─── Dataset records ───

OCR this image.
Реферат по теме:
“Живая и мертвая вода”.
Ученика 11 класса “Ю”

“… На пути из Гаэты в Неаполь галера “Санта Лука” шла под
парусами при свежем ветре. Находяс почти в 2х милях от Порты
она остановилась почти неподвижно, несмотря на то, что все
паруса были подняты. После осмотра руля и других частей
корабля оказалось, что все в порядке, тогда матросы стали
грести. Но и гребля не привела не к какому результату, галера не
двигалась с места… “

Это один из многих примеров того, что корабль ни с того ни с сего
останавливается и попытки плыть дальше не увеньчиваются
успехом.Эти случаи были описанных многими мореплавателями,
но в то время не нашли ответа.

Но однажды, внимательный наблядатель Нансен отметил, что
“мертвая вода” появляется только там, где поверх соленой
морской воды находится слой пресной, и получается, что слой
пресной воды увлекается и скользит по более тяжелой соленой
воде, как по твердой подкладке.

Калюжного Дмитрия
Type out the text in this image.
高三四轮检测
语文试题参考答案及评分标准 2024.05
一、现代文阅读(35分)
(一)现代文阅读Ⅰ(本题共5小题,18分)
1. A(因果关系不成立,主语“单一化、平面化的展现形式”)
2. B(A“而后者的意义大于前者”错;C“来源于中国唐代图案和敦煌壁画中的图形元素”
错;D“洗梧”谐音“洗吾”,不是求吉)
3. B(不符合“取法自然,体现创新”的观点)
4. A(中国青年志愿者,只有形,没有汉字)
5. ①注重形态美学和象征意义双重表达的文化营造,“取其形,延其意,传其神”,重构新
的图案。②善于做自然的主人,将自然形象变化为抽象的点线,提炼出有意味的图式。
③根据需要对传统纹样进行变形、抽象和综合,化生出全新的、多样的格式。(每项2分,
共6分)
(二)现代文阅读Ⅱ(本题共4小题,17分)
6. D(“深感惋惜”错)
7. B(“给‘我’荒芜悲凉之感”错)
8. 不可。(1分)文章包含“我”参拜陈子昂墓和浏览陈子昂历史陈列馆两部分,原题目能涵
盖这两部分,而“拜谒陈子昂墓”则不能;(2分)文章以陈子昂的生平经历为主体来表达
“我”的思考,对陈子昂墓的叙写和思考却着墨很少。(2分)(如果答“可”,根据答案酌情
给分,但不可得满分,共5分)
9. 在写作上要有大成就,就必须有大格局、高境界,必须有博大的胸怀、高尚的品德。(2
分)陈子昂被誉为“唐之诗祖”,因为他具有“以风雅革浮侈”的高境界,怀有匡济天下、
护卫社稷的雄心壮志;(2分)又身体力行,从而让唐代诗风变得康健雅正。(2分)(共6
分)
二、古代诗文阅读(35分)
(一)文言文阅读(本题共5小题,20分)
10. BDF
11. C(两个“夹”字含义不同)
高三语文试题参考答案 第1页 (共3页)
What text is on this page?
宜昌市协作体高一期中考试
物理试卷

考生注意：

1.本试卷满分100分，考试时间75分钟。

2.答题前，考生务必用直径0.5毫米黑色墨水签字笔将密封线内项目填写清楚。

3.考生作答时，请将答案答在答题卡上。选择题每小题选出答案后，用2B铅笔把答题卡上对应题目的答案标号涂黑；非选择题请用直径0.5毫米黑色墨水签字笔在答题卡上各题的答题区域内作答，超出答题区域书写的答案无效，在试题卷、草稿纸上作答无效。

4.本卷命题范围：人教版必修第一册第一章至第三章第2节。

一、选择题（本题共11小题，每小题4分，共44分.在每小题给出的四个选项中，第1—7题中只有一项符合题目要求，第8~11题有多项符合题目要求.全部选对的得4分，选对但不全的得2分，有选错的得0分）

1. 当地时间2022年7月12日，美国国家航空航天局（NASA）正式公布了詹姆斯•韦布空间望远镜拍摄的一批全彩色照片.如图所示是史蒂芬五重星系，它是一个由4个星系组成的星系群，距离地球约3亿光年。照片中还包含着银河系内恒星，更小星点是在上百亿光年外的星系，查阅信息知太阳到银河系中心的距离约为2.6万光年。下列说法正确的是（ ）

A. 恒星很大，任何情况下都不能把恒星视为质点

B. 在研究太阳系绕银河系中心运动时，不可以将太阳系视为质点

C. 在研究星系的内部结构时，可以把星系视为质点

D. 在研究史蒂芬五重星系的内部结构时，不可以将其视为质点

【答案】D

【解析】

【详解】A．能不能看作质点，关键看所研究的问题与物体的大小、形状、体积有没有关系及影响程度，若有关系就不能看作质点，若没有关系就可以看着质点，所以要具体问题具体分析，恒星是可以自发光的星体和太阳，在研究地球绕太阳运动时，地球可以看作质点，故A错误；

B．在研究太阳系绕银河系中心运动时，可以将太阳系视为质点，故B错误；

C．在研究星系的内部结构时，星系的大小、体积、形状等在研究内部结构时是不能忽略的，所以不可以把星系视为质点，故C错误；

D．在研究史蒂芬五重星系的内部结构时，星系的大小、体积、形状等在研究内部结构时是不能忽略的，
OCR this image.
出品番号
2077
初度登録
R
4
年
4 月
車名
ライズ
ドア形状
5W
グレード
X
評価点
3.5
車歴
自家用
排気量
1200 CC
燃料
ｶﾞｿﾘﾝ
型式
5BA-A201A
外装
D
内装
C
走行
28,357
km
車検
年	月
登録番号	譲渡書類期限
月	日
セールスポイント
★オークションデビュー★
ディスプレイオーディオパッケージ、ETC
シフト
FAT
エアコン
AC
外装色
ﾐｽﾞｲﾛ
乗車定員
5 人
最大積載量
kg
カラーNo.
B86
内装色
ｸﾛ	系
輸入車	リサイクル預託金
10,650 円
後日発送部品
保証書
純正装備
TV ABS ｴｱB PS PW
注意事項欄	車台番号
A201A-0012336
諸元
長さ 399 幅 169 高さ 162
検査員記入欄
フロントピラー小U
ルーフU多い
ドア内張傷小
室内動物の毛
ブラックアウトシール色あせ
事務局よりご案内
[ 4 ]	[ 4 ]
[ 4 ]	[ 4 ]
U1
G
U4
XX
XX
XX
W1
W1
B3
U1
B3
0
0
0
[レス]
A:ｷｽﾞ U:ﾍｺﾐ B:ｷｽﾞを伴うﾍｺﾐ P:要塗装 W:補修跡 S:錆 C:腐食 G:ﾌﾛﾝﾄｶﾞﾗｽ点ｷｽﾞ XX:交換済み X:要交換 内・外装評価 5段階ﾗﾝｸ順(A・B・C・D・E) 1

───

* _Given request_: In the entries above, identify every line with the string "вода".

* _Full response_:
“Живая и мертвая вода”.
“мертвая вода” появляется только там, где поверх соленой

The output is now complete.